**Directions for this task:** Count how many lines in this material contain "Search". The answer is that number alone.
+++ Material supplied
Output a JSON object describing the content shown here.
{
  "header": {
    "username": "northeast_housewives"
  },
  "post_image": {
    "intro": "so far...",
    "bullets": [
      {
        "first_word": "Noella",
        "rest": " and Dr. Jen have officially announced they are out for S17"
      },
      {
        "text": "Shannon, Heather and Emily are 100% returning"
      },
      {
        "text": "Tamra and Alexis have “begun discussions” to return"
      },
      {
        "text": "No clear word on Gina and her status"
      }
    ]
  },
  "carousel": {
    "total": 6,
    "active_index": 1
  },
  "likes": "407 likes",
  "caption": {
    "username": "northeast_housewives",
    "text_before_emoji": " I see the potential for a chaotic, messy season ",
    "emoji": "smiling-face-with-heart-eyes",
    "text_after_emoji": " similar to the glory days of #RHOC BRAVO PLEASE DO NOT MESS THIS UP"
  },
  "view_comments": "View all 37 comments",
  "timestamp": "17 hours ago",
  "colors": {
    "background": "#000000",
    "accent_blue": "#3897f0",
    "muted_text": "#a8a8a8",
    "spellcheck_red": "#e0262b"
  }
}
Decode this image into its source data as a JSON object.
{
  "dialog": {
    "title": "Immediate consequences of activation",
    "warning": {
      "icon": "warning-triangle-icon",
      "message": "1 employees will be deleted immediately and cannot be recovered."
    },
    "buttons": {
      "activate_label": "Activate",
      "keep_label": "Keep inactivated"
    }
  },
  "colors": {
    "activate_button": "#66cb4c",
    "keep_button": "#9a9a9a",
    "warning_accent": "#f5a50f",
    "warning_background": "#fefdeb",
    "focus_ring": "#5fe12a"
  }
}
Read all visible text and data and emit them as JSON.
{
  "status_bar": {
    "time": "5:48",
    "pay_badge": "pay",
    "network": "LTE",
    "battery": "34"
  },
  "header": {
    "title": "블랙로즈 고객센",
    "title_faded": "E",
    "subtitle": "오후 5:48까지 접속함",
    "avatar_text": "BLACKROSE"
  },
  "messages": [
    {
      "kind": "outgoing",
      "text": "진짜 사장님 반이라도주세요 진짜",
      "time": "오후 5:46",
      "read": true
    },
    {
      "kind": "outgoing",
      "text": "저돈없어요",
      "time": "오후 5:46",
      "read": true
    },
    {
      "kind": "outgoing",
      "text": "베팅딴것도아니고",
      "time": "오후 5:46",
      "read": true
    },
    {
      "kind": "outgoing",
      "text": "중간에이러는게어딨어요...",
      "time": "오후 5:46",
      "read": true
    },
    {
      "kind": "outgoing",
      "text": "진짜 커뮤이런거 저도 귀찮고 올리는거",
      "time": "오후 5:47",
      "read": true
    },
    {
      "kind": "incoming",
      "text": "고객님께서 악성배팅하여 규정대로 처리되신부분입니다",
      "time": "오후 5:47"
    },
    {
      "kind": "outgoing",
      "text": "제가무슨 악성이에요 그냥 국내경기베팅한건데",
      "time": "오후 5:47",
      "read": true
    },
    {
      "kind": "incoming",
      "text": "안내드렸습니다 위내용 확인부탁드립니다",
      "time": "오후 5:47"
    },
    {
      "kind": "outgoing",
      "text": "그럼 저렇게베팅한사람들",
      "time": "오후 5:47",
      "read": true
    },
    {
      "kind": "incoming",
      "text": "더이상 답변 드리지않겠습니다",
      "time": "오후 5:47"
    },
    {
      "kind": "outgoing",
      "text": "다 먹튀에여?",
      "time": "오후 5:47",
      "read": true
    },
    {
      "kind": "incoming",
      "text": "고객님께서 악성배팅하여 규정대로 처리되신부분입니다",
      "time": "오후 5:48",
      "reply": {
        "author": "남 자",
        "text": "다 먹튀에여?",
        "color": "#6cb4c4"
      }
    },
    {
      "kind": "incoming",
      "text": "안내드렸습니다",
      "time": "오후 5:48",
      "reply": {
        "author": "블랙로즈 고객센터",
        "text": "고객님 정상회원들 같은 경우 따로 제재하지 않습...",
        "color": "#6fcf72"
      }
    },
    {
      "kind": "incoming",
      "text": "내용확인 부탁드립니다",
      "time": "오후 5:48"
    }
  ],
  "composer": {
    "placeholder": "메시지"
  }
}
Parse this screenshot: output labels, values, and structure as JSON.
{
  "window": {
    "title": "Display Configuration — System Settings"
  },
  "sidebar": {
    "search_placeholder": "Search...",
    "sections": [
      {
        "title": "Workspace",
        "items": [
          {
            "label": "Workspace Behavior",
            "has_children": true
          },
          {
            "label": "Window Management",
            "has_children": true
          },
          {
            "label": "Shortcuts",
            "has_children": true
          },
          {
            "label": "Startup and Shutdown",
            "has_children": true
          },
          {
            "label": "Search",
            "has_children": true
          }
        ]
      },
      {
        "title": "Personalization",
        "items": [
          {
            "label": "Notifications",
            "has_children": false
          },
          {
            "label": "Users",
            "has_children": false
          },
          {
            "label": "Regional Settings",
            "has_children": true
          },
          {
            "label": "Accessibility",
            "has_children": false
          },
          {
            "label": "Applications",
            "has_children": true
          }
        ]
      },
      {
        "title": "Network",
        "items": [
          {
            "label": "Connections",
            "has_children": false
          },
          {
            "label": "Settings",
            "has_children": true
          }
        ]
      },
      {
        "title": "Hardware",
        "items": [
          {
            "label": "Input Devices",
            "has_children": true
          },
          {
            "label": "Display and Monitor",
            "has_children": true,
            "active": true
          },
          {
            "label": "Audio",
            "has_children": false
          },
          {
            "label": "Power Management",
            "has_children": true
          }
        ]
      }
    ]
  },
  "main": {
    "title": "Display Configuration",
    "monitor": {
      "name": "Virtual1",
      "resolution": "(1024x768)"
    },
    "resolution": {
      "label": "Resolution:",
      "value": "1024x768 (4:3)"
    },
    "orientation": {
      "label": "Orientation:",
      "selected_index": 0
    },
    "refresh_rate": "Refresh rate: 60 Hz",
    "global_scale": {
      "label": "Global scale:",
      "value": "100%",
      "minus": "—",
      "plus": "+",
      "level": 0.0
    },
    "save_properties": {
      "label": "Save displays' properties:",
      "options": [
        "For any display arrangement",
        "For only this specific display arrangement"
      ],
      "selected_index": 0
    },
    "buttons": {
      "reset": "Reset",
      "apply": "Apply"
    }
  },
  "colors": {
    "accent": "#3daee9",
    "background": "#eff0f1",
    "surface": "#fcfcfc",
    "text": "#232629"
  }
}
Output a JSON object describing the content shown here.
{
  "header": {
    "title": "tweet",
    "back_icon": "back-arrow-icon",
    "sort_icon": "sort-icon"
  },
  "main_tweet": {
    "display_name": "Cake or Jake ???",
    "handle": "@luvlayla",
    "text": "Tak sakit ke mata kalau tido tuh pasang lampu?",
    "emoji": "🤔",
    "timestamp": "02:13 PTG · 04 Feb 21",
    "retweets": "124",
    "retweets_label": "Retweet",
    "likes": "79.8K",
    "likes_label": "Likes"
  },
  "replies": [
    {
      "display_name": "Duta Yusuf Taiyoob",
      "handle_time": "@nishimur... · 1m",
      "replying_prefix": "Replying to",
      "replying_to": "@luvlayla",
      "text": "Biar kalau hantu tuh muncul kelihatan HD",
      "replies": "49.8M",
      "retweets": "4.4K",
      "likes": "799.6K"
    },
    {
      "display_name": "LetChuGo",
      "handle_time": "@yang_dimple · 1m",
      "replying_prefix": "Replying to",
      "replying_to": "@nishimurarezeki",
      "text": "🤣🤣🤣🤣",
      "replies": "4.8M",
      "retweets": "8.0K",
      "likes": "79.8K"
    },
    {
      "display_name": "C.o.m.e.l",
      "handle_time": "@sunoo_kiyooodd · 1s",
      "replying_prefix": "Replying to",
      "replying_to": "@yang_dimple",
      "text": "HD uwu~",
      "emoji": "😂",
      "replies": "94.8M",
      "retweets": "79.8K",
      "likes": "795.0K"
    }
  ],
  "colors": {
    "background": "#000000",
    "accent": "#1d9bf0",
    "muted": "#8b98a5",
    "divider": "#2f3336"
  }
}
++++++
**Exercise result:** 2